**WHAT YOU ARE ASKED TO DO**
Retype each record shown below, leaving every character as it is.

**MATERIAL SUPPLIED**
☆ ☆ ☆ ☆
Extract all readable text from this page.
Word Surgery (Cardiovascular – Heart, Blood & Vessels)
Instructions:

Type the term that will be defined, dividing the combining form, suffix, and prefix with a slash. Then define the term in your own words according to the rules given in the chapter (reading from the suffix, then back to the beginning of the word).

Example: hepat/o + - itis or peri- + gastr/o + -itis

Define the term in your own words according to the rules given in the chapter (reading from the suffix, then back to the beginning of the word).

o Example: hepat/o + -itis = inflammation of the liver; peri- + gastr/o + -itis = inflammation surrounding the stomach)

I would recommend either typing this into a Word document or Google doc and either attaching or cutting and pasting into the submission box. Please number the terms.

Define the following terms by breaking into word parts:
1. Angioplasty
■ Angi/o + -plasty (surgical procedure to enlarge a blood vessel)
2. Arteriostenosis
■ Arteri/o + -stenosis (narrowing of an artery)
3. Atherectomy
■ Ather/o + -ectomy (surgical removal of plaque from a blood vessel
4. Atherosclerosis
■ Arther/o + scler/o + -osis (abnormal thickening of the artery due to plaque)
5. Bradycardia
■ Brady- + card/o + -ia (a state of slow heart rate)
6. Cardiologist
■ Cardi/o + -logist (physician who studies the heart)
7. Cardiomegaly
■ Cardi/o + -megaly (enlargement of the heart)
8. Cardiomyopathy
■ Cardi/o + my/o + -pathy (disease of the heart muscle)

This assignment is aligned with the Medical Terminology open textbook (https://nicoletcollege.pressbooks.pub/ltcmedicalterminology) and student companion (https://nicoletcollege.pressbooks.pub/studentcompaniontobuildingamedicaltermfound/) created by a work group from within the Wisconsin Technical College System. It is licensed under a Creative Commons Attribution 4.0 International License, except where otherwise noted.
☆ ☆ ☆ ☆
**FINAL RESULT**
Extract all readable text from this page.
Word Surgery (Cardiovascular – Heart, Blood & Vessels)
Instructions:

Type the term that will be defined, dividing the combining form, suffix, and prefix with a slash. Then define the term in your own words according to the rules given in the chapter (reading from the suffix, then back to the beginning of the word).

Example: hepat/o + - itis or peri- + gastr/o + -itis

Define the term in your own words according to the rules given in the chapter (reading from the suffix, then back to the beginning of the word).

o Example: hepat/o + -itis = inflammation of the liver; peri- + gastr/o + -itis = inflammation surrounding the stomach)

I would recommend either typing this into a Word document or Google doc and either attaching or cutting and pasting into the submission box. Please number the terms.

Define the following terms by breaking into word parts:
1. Angioplasty
■ Angi/o + -plasty (surgical procedure to enlarge a blood vessel)
2. Arteriostenosis
■ Arteri/o + -stenosis (narrowing of an artery)
3. Atherectomy
■ Ather/o + -ectomy (surgical removal of plaque from a blood vessel
4. Atherosclerosis
■ Arther/o + scler/o + -osis (abnormal thickening of the artery due to plaque)
5. Bradycardia
■ Brady- + card/o + -ia (a state of slow heart rate)
6. Cardiologist
■ Cardi/o + -logist (physician who studies the heart)
7. Cardiomegaly
■ Cardi/o + -megaly (enlargement of the heart)
8. Cardiomyopathy
■ Cardi/o + my/o + -pathy (disease of the heart muscle)

This assignment is aligned with the Medical Terminology open textbook (https://nicoletcollege.pressbooks.pub/ltcmedicalterminology) and student companion (https://nicoletcollege.pressbooks.pub/studentcompaniontobuildingamedicaltermfound/) created by a work group from within the Wisconsin Technical College System. It is licensed under a Creative Commons Attribution 4.0 International License, except where otherwise noted.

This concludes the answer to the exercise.